§ Source material
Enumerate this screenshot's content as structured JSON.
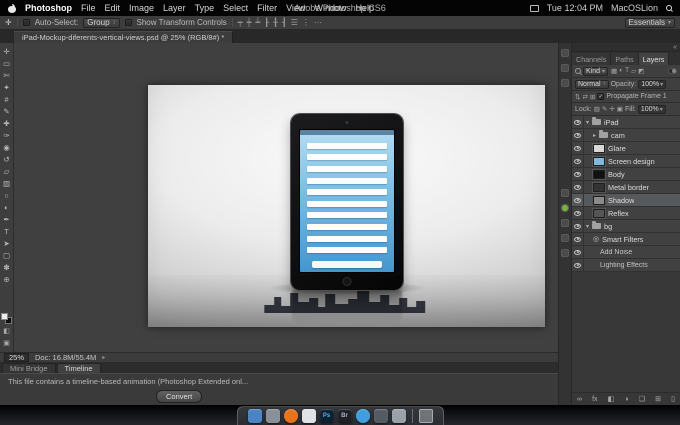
{
  "menubar": {
    "app_name": "Photoshop",
    "menus": [
      "File",
      "Edit",
      "Image",
      "Layer",
      "Type",
      "Select",
      "Filter",
      "View",
      "Window",
      "Help"
    ],
    "window_title": "Adobe Photoshop CS6",
    "time": "Tue 12:04 PM",
    "user": "MacOSLion"
  },
  "options_bar": {
    "tool_glyph": "✛",
    "auto_select_label": "Auto-Select:",
    "auto_select_value": "Group",
    "show_transform_label": "Show Transform Controls",
    "align_icons": [
      "┯",
      "┿",
      "┷",
      "┠",
      "╂",
      "┨",
      "☰",
      "⋮",
      "⋯"
    ],
    "workspace": "Essentials"
  },
  "ui_glyphs": {
    "popup": "↕",
    "dropdown": "▾",
    "collapse": "«",
    "status_arrow": "▸",
    "check": "✓"
  },
  "doc_tab": "iPad-Mockup-diferents-vertical-views.psd @ 25% (RGB/8#) *",
  "toolbar": {
    "tools": [
      {
        "name": "move-tool",
        "glyph": "✛"
      },
      {
        "name": "rectangular-marquee-tool",
        "glyph": "▭"
      },
      {
        "name": "lasso-tool",
        "glyph": "✄"
      },
      {
        "name": "quick-selection-tool",
        "glyph": "✦"
      },
      {
        "name": "crop-tool",
        "glyph": "#"
      },
      {
        "name": "eyedropper-tool",
        "glyph": "✎"
      },
      {
        "name": "healing-brush-tool",
        "glyph": "✚"
      },
      {
        "name": "brush-tool",
        "glyph": "✑"
      },
      {
        "name": "clone-stamp-tool",
        "glyph": "◉"
      },
      {
        "name": "history-brush-tool",
        "glyph": "↺"
      },
      {
        "name": "eraser-tool",
        "glyph": "▱"
      },
      {
        "name": "gradient-tool",
        "glyph": "▨"
      },
      {
        "name": "blur-tool",
        "glyph": "○"
      },
      {
        "name": "dodge-tool",
        "glyph": "◐"
      },
      {
        "name": "pen-tool",
        "glyph": "✒"
      },
      {
        "name": "type-tool",
        "glyph": "T"
      },
      {
        "name": "path-selection-tool",
        "glyph": "➤"
      },
      {
        "name": "shape-tool",
        "glyph": "▢"
      },
      {
        "name": "hand-tool",
        "glyph": "✽"
      },
      {
        "name": "zoom-tool",
        "glyph": "⊕"
      }
    ],
    "quick_mask_glyph": "◧",
    "screen_mode_glyph": "▣"
  },
  "panel_strip": {
    "icons": [
      {
        "name": "panel-icon-1",
        "color": "#4b4b4b"
      },
      {
        "name": "panel-icon-2",
        "color": "#4b4b4b"
      },
      {
        "name": "panel-icon-3",
        "color": "#4b4b4b"
      },
      {
        "name": "panel-icon-4",
        "color": "#4b4b4b",
        "gap_before": 95
      },
      {
        "name": "panel-icon-record",
        "color": "#77b43c",
        "shape": "circle"
      },
      {
        "name": "panel-icon-5",
        "color": "#4b4b4b"
      },
      {
        "name": "panel-icon-6",
        "color": "#4b4b4b"
      },
      {
        "name": "panel-icon-7",
        "color": "#4b4b4b"
      }
    ]
  },
  "layers_panel": {
    "tabs": [
      {
        "label": "Channels"
      },
      {
        "label": "Paths"
      },
      {
        "label": "Layers",
        "active": true
      }
    ],
    "filter": {
      "kind_label": "Kind",
      "type_icons": [
        {
          "name": "filter-pixel-layers-icon",
          "glyph": "▦"
        },
        {
          "name": "filter-adjustment-layers-icon",
          "glyph": "◐"
        },
        {
          "name": "filter-type-layers-icon",
          "glyph": "T"
        },
        {
          "name": "filter-shape-layers-icon",
          "glyph": "▱"
        },
        {
          "name": "filter-smart-objects-icon",
          "glyph": "◩"
        }
      ]
    },
    "blend": {
      "mode": "Normal",
      "opacity_label": "Opacity:",
      "opacity_value": "100%"
    },
    "unify": {
      "icons": [
        {
          "name": "unify-position-icon",
          "glyph": "⇅"
        },
        {
          "name": "unify-visibility-icon",
          "glyph": "⇄"
        },
        {
          "name": "unify-style-icon",
          "glyph": "⊞"
        }
      ],
      "propagate_label": "Propagate Frame 1"
    },
    "lock": {
      "label": "Lock:",
      "icons": [
        {
          "name": "lock-transparency-icon",
          "glyph": "▨"
        },
        {
          "name": "lock-image-icon",
          "glyph": "✎"
        },
        {
          "name": "lock-position-icon",
          "glyph": "✛"
        },
        {
          "name": "lock-all-icon",
          "glyph": "▣"
        }
      ],
      "fill_label": "Fill:",
      "fill_value": "100%"
    },
    "layers": [
      {
        "name": "iPad",
        "kind": "group",
        "depth": 0,
        "expanded": true
      },
      {
        "name": "cam",
        "kind": "group",
        "depth": 1
      },
      {
        "name": "Glare",
        "kind": "layer",
        "depth": 1,
        "thumb": "#d8d8d8"
      },
      {
        "name": "Screen design",
        "kind": "layer",
        "depth": 1,
        "thumb": "#7fb8dd"
      },
      {
        "name": "Body",
        "kind": "layer",
        "depth": 1,
        "thumb": "#111111"
      },
      {
        "name": "Metal border",
        "kind": "layer",
        "depth": 1,
        "thumb": "#333333"
      },
      {
        "name": "Shadow",
        "kind": "layer",
        "depth": 1,
        "thumb": "#8a8a8a",
        "selected": true
      },
      {
        "name": "Reflex",
        "kind": "layer",
        "depth": 1,
        "thumb": "#555555"
      },
      {
        "name": "bg",
        "kind": "group",
        "depth": 0,
        "expanded": true
      },
      {
        "name": "Smart Filters",
        "kind": "smart",
        "depth": 1,
        "glyph": "◎"
      },
      {
        "name": "Add Noise",
        "kind": "filter",
        "depth": 2
      },
      {
        "name": "Lighting Effects",
        "kind": "filter",
        "depth": 2
      }
    ],
    "footer_icons": [
      {
        "name": "link-layers-icon",
        "glyph": "∞"
      },
      {
        "name": "layer-style-icon",
        "glyph": "fx"
      },
      {
        "name": "add-mask-icon",
        "glyph": "◧"
      },
      {
        "name": "adjustment-icon",
        "glyph": "◑"
      },
      {
        "name": "new-group-icon",
        "glyph": "❏"
      },
      {
        "name": "new-layer-icon",
        "glyph": "⊞"
      },
      {
        "name": "delete-layer-icon",
        "glyph": "▯"
      }
    ]
  },
  "status_bar": {
    "zoom": "25%",
    "doc_info": "Doc: 16.8M/55.4M"
  },
  "bottom_tabs": [
    {
      "label": "Mini Bridge"
    },
    {
      "label": "Timeline",
      "active": true
    }
  ],
  "timeline": {
    "warning": "This file contains a timeline-based animation (Photoshop Extended onl...",
    "convert_label": "Convert"
  },
  "dock": {
    "icons": [
      {
        "name": "dock-finder",
        "color": "#4a84c4",
        "shape": "square"
      },
      {
        "name": "dock-dashboard",
        "color": "#8a9099",
        "shape": "square"
      },
      {
        "name": "dock-firefox",
        "color": "#e8731a",
        "shape": "circle"
      },
      {
        "name": "dock-preview",
        "color": "#dfe2e6",
        "shape": "square"
      },
      {
        "name": "dock-photoshop",
        "color": "#10202e",
        "shape": "square",
        "label": "Ps",
        "label_color": "#31c5f0"
      },
      {
        "name": "dock-bridge",
        "color": "#1e2026",
        "shape": "square",
        "label": "Br",
        "label_color": "#aab4d4"
      },
      {
        "name": "dock-appstore",
        "color": "#3f9ede",
        "shape": "circle"
      },
      {
        "name": "dock-utility",
        "color": "#555b63",
        "shape": "square"
      },
      {
        "name": "dock-system-preferences",
        "color": "#9aa1a9",
        "shape": "square"
      },
      {
        "name": "dock-trash",
        "color": "rgba(190,195,200,0.45)",
        "shape": "trash",
        "separator_before": true
      }
    ]
  },
  "mockup": {
    "screen_rows": 10
  }
}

§ Problem requirements
Give only the number of lines in the listing above that include the string "unify".

§ Written answer
4